Extract every line where the string "JSON" appears.

━━ Material for this exercise

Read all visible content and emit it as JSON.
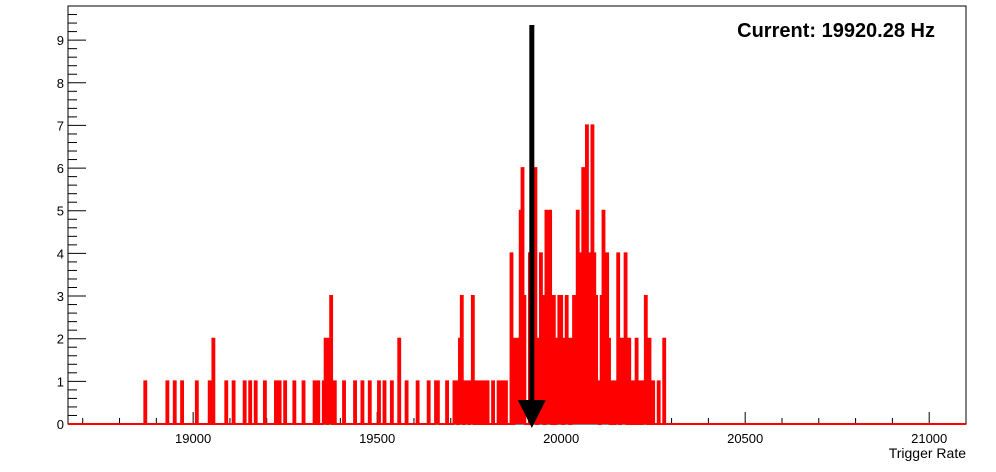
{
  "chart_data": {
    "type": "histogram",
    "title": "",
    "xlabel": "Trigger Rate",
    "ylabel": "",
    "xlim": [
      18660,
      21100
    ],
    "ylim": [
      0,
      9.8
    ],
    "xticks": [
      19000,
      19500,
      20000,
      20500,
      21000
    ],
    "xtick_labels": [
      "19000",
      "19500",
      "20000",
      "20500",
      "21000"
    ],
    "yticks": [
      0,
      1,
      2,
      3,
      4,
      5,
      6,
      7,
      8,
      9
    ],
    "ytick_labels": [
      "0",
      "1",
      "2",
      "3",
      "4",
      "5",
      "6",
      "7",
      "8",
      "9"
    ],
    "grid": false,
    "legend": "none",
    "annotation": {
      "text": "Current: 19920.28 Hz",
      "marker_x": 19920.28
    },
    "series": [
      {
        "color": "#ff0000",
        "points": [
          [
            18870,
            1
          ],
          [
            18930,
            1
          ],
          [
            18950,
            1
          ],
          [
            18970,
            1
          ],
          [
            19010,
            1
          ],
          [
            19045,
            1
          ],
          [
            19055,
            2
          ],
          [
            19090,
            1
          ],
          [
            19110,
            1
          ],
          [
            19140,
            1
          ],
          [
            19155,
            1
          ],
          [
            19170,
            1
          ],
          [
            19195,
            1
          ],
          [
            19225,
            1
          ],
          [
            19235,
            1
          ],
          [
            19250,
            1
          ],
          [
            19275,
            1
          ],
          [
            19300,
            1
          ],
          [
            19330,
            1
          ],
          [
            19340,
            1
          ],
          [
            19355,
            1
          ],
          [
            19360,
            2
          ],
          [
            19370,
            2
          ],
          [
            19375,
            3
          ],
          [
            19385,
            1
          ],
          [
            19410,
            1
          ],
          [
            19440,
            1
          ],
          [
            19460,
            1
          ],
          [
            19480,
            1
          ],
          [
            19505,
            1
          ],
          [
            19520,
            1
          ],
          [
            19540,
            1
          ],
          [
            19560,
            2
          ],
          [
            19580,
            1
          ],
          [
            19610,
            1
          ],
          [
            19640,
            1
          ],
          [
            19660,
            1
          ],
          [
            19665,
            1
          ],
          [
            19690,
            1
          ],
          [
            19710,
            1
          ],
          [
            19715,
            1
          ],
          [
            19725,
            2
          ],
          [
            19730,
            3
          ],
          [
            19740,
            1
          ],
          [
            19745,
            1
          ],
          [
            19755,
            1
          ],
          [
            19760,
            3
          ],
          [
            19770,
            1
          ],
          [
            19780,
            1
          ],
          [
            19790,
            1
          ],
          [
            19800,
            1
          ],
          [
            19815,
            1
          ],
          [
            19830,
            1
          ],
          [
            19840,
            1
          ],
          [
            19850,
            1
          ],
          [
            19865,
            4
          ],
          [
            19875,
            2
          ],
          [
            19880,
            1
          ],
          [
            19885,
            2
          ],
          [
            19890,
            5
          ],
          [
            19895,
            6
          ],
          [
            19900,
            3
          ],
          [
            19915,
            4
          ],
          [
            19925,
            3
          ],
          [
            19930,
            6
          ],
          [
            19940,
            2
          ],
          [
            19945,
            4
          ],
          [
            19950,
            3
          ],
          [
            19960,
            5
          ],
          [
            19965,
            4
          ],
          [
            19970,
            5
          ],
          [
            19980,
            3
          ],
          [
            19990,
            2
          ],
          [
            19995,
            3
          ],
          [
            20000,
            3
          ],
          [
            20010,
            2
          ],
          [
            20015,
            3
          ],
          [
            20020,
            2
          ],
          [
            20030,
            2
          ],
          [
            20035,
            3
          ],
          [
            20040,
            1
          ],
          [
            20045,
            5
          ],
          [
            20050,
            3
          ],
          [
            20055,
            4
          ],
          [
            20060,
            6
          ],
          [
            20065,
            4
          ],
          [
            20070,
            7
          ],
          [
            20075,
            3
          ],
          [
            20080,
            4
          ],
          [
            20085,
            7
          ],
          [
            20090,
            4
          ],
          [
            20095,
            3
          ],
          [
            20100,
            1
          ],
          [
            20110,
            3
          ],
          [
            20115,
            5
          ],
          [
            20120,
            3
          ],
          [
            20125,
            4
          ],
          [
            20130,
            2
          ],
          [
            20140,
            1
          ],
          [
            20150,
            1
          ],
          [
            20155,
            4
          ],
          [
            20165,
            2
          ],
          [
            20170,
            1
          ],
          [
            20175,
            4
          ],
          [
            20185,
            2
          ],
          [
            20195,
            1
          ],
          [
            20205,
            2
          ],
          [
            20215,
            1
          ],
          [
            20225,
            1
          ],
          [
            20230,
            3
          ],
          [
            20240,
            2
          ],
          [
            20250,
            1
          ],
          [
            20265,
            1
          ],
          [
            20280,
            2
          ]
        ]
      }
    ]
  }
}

━━━━
━━ Material for this exercise

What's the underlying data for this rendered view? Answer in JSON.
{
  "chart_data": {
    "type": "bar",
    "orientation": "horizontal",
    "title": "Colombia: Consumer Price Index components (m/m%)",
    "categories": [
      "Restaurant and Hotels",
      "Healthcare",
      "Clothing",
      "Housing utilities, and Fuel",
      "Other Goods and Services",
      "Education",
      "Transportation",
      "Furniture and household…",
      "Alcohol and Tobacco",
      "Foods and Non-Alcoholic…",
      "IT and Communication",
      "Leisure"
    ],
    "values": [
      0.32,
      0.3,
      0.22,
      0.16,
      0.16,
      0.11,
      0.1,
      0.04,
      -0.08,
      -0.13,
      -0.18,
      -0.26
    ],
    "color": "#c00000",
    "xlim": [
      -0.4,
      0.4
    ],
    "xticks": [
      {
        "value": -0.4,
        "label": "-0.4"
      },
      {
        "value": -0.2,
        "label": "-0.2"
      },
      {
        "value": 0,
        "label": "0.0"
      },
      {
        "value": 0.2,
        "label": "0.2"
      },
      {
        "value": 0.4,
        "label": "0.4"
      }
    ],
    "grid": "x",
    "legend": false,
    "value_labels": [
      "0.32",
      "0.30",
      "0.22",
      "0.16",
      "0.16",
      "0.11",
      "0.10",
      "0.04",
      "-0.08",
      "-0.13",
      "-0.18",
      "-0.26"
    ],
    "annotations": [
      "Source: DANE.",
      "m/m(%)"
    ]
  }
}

━━━━
━━ Material for this exercise

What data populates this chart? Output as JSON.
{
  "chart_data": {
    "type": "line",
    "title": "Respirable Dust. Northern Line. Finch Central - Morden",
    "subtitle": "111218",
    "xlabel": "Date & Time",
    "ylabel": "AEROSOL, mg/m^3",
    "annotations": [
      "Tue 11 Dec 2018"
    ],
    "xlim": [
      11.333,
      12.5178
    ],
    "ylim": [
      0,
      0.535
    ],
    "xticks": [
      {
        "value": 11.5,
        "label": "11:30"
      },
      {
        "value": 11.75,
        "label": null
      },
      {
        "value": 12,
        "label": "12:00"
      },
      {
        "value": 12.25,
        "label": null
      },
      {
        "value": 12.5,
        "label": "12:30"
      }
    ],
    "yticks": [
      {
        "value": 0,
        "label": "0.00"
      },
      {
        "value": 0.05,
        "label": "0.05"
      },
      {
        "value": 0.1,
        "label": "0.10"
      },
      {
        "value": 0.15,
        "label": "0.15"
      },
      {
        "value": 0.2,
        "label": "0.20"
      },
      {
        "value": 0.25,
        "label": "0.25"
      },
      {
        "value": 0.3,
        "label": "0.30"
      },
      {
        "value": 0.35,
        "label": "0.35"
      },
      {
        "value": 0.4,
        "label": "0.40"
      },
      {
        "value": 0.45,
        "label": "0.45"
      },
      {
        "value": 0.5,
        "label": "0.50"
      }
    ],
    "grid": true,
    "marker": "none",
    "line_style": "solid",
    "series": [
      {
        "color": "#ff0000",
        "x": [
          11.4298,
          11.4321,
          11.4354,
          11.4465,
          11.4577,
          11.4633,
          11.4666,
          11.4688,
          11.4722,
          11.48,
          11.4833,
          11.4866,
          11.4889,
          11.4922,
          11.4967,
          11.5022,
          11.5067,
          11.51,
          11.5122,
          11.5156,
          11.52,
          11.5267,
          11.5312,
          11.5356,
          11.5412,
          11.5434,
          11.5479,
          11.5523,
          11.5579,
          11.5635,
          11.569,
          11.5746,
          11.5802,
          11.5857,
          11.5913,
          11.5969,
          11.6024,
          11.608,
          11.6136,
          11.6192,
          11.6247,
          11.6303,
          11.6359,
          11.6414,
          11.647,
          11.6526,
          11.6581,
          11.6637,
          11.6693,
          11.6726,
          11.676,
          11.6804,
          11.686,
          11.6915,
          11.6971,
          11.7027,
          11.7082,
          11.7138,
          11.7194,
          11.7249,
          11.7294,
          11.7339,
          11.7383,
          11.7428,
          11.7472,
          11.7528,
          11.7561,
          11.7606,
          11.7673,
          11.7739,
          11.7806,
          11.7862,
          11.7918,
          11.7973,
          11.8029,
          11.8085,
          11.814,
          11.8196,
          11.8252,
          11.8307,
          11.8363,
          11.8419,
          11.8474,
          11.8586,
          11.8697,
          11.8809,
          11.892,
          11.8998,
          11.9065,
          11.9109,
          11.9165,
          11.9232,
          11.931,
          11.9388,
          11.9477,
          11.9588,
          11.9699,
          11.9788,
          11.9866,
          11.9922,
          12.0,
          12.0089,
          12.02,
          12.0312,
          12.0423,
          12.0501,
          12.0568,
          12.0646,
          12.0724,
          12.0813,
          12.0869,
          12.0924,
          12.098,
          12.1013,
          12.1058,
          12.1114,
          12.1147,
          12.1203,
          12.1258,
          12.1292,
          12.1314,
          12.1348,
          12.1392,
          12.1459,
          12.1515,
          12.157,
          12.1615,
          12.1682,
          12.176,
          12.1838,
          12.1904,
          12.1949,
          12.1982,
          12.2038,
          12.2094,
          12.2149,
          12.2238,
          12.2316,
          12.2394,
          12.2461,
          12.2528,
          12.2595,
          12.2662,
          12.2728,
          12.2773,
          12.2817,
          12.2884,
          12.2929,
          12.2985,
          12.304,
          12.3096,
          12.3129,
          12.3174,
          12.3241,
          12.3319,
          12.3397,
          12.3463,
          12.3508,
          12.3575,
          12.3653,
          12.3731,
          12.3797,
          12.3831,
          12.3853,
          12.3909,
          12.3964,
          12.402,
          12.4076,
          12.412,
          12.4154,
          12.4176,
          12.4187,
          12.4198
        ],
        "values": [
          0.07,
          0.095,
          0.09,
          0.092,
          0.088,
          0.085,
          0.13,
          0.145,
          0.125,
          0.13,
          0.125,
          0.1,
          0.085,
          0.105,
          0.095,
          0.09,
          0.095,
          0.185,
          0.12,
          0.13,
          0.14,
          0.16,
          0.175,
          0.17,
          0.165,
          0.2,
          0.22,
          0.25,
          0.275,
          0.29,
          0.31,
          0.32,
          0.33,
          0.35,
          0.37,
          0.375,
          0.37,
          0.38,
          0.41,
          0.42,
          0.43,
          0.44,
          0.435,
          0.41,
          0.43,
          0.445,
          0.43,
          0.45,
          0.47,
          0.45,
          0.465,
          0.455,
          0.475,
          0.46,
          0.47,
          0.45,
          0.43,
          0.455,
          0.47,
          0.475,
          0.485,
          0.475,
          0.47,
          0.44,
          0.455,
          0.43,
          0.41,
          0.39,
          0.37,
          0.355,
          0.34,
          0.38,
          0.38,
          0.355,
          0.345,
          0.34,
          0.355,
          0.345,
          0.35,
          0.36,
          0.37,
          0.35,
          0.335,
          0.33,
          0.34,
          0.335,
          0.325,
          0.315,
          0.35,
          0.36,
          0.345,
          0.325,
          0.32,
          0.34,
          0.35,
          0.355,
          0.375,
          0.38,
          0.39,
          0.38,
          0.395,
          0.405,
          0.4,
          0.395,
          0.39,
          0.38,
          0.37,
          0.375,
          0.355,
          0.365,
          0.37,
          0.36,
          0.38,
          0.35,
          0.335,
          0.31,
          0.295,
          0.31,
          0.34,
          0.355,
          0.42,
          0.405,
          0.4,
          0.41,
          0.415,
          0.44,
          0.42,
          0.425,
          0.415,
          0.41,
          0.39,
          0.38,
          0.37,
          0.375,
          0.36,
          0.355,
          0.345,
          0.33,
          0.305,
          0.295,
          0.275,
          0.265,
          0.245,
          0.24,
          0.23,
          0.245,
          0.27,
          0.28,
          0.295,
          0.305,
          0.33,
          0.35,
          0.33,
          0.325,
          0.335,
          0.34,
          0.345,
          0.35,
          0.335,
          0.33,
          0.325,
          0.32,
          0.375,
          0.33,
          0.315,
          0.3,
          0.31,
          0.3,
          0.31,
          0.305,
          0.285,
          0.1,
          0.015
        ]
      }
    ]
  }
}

━━━━

--- Written reply ---
Read all visible content and emit it as JSON.
What's the underlying data for this rendered view? Answer in JSON.
What data populates this chart? Output as JSON.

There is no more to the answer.